[Exercise task] Take the material below and write it all out again exactly.

[Extracted records]

======

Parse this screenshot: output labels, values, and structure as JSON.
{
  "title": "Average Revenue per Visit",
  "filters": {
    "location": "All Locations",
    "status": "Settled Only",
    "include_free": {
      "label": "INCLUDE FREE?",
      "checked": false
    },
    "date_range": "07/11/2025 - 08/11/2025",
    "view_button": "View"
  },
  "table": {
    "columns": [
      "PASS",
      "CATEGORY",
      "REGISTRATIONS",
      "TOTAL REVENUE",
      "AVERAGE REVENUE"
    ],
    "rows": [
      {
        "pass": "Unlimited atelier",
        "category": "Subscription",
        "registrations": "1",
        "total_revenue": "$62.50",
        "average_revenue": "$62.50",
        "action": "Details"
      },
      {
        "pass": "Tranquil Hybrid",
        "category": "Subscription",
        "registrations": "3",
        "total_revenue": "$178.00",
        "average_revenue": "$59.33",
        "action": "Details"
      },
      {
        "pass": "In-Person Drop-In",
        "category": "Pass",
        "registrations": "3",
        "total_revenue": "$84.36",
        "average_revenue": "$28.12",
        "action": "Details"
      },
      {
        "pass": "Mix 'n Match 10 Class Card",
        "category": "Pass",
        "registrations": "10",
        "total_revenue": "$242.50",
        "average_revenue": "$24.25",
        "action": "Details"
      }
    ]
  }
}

======

[Answer below]
Parse this screenshot: output labels, values, and structure as JSON.
{
  "title": "Average Revenue per Visit",
  "filters": {
    "location": "All Locations",
    "status": "Settled Only",
    "include_free": {
      "label": "INCLUDE FREE?",
      "checked": false
    },
    "date_range": "07/11/2025 - 08/11/2025",
    "view_button": "View"
  },
  "table": {
    "columns": [
      "PASS",
      "CATEGORY",
      "REGISTRATIONS",
      "TOTAL REVENUE",
      "AVERAGE REVENUE"
    ],
    "rows": [
      {
        "pass": "Unlimited atelier",
        "category": "Subscription",
        "registrations": "1",
        "total_revenue": "$62.50",
        "average_revenue": "$62.50",
        "action": "Details"
      },
      {
        "pass": "Tranquil Hybrid",
        "category": "Subscription",
        "registrations": "3",
        "total_revenue": "$178.00",
        "average_revenue": "$59.33",
        "action": "Details"
      },
      {
        "pass": "In-Person Drop-In",
        "category": "Pass",
        "registrations": "3",
        "total_revenue": "$84.36",
        "average_revenue": "$28.12",
        "action": "Details"
      },
      {
        "pass": "Mix 'n Match 10 Class Card",
        "category": "Pass",
        "registrations": "10",
        "total_revenue": "$242.50",
        "average_revenue": "$24.25",
        "action": "Details"
      }
    ]
  }
}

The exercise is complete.